§ Your task
Exactly the lines from the one with "Patent image size: (1270, 1020)." to the end of the data below should be set down, and no others.

═══

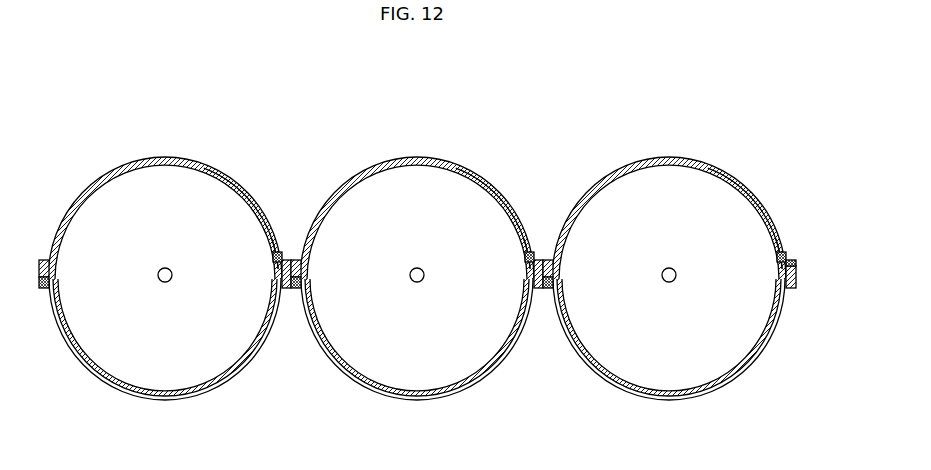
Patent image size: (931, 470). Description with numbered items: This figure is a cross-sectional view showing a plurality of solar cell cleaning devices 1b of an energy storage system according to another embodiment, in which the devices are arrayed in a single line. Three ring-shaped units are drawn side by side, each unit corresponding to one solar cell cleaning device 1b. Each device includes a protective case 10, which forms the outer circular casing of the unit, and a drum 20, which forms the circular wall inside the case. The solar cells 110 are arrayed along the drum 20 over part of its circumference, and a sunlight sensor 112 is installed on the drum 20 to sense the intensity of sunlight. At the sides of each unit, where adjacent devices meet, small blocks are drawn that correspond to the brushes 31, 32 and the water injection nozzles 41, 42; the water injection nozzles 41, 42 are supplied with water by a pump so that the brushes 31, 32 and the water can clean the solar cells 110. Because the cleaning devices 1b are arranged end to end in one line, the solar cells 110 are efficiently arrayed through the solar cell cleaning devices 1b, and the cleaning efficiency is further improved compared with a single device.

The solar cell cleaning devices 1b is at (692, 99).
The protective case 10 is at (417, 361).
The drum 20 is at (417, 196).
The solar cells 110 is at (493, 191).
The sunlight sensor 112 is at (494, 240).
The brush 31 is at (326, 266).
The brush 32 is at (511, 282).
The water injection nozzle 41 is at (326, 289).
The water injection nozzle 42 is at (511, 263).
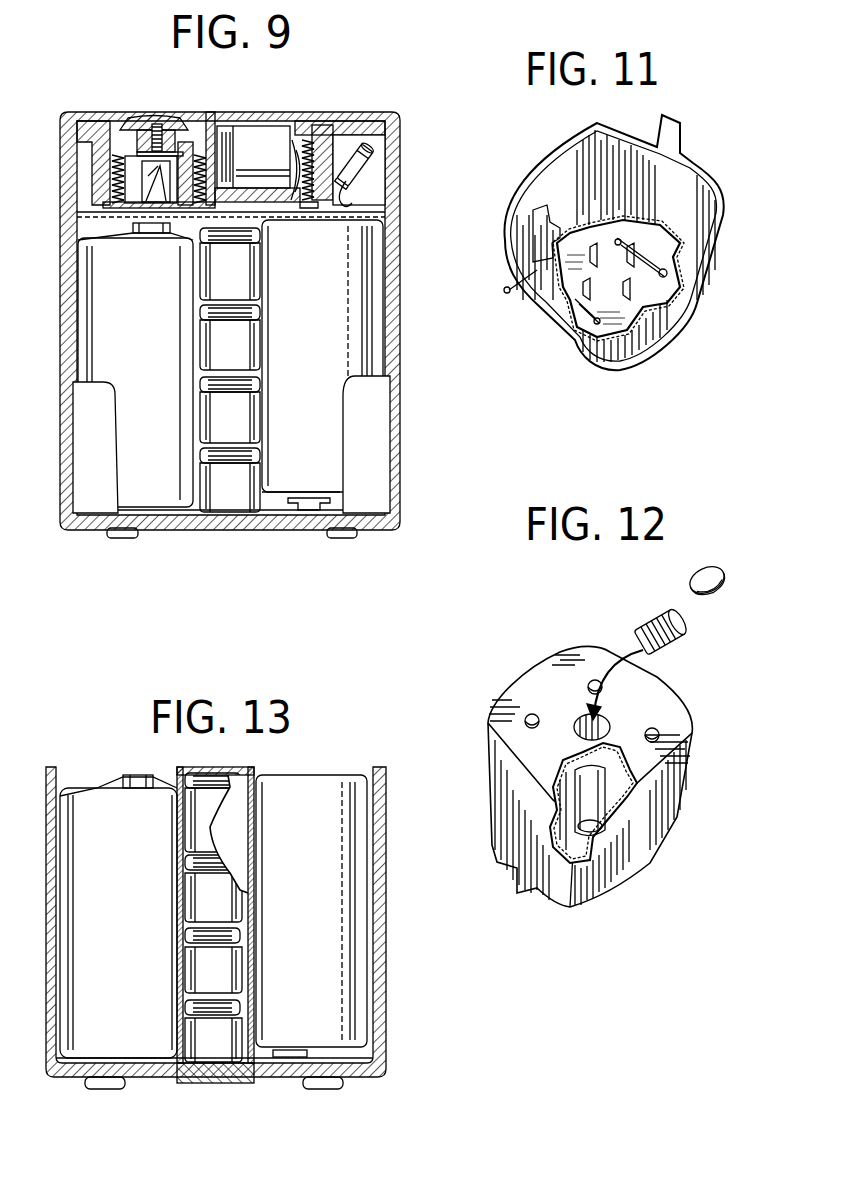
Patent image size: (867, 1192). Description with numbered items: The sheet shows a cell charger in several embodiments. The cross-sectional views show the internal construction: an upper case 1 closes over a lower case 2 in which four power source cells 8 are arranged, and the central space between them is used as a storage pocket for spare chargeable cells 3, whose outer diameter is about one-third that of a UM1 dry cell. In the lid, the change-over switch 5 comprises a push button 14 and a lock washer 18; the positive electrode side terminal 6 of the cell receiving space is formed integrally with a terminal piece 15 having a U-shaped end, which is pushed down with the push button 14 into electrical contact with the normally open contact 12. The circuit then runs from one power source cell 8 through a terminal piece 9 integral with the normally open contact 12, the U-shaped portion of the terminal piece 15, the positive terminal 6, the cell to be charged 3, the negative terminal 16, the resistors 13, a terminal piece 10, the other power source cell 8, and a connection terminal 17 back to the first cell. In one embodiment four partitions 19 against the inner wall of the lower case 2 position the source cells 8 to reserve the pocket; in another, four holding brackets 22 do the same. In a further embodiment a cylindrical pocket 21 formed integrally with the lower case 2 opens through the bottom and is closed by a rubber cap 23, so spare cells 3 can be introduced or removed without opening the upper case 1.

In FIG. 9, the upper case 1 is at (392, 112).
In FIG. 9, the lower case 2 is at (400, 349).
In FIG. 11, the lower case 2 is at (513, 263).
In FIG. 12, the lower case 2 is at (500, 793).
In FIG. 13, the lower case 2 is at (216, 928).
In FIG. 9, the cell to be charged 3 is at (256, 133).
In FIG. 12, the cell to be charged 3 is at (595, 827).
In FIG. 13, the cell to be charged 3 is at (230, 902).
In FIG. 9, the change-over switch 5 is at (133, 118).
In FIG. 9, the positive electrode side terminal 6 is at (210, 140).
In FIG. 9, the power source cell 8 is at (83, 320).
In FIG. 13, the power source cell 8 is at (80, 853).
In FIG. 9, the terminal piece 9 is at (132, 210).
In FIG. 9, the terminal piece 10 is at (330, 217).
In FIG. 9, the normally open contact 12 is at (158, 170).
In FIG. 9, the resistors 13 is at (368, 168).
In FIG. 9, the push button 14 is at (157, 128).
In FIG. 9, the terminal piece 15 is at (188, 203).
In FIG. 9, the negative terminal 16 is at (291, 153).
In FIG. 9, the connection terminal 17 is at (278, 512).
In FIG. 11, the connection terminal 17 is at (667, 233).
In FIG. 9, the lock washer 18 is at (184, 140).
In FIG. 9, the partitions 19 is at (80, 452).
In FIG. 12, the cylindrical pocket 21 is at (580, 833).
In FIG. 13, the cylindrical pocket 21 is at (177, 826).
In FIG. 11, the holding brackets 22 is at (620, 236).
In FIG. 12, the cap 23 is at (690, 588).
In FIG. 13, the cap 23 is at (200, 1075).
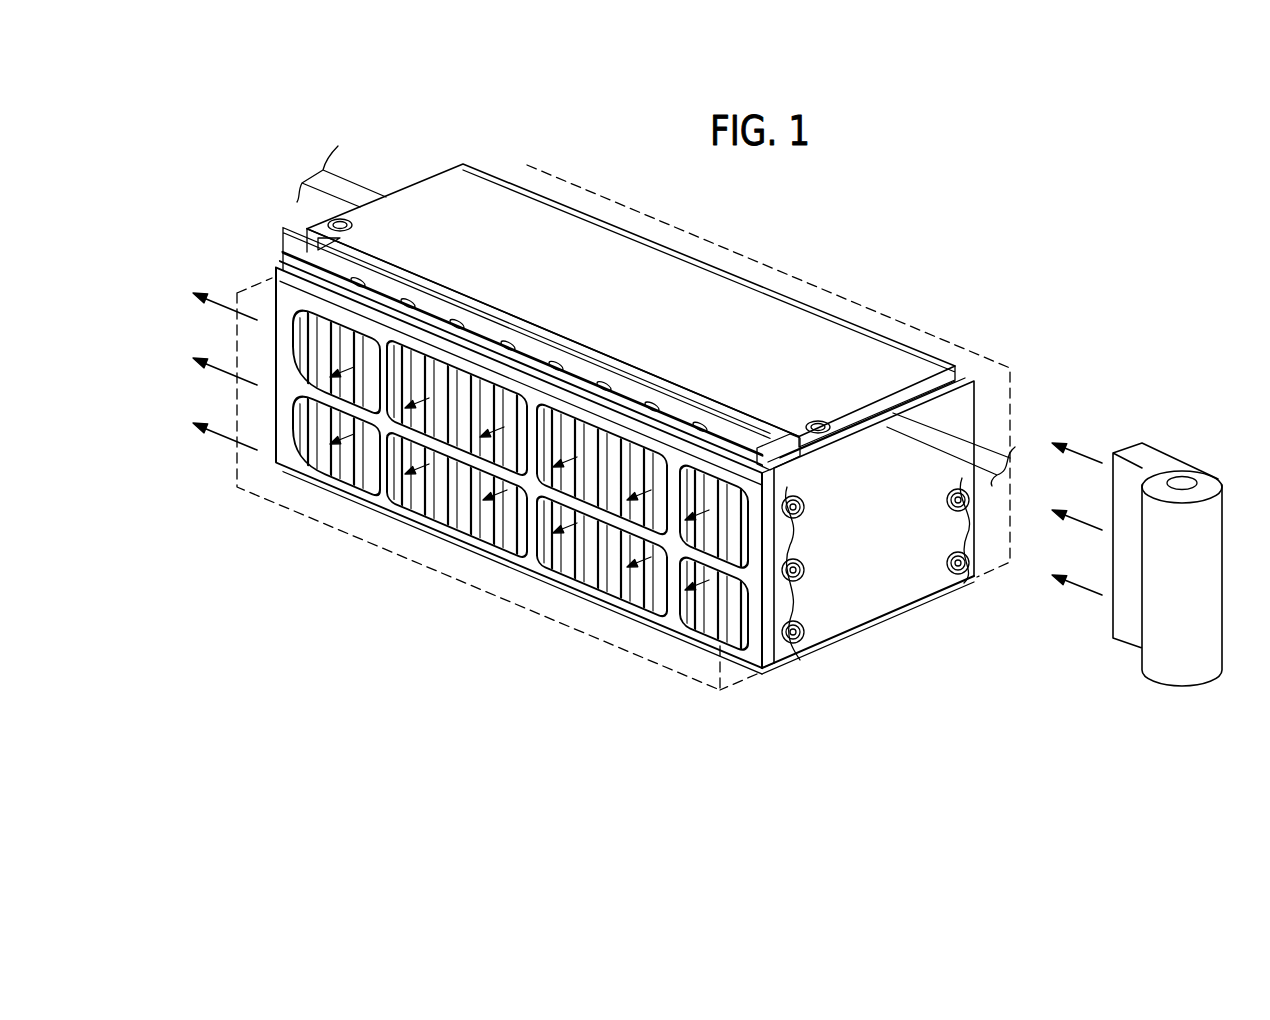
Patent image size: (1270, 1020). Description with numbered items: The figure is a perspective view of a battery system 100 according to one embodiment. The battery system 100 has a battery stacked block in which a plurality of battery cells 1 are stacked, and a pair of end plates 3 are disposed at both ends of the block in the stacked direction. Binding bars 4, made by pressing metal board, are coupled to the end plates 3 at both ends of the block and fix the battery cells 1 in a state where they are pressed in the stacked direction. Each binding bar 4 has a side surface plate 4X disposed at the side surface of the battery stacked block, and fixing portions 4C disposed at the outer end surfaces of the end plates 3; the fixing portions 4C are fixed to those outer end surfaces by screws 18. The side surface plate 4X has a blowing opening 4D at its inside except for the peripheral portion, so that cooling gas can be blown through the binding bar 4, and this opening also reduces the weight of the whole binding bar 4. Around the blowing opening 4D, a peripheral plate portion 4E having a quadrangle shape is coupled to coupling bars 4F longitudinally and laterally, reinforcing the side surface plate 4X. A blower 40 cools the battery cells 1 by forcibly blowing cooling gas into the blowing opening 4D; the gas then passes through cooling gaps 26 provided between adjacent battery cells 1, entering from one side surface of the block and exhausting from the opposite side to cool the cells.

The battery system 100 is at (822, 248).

═══

§ Answer space
Patent image size: (1270, 1020). Description with numbered items: The figure is a perspective view of a battery system 100 according to one embodiment. The battery system 100 has a battery stacked block in which a plurality of battery cells 1 are stacked, and a pair of end plates 3 are disposed at both ends of the block in the stacked direction. Binding bars 4, made by pressing metal board, are coupled to the end plates 3 at both ends of the block and fix the battery cells 1 in a state where they are pressed in the stacked direction. Each binding bar 4 has a side surface plate 4X disposed at the side surface of the battery stacked block, and fixing portions 4C disposed at the outer end surfaces of the end plates 3; the fixing portions 4C are fixed to those outer end surfaces by screws 18. The side surface plate 4X has a blowing opening 4D at its inside except for the peripheral portion, so that cooling gas can be blown through the binding bar 4, and this opening also reduces the weight of the whole binding bar 4. Around the blowing opening 4D, a peripheral plate portion 4E having a quadrangle shape is coupled to coupling bars 4F longitudinally and laterally, reinforcing the side surface plate 4X. A blower 40 cools the battery cells 1 by forcibly blowing cooling gas into the blowing opening 4D; the gas then passes through cooling gaps 26 provided between adjacent battery cells 1, entering from one side surface of the block and exhausting from the opposite side to cool the cells.

The battery system 100 is at (822, 248).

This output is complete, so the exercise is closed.